** Start Stored records **

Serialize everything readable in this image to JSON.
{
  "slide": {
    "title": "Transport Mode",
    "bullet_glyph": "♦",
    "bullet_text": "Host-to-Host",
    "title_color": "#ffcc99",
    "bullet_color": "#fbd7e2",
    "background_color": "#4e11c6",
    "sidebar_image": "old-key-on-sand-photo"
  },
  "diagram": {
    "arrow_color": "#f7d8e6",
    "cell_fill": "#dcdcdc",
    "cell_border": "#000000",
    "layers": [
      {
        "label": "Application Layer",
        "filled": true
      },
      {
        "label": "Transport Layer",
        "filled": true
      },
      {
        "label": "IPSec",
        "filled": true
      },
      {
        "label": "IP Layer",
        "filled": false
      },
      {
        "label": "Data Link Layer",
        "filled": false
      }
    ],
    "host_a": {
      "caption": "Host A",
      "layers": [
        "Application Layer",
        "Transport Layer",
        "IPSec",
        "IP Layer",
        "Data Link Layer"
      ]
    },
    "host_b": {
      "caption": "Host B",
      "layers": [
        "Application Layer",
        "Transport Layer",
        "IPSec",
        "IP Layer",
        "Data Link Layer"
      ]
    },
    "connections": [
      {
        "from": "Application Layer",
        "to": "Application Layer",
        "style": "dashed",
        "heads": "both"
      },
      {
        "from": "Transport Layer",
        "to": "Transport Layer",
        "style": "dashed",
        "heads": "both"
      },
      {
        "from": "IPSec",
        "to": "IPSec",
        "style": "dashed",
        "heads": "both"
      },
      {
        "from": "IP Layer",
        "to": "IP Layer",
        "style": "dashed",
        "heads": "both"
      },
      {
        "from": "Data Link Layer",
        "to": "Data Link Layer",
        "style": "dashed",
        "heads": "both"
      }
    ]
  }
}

** End Stored records **

§ Requirement:
Extract lines where the string "from" occurs.

§ Written solution:
        "from": "Application Layer",
        "from": "Transport Layer",
        "from": "IPSec",
        "from": "IP Layer",
        "from": "Data Link Layer",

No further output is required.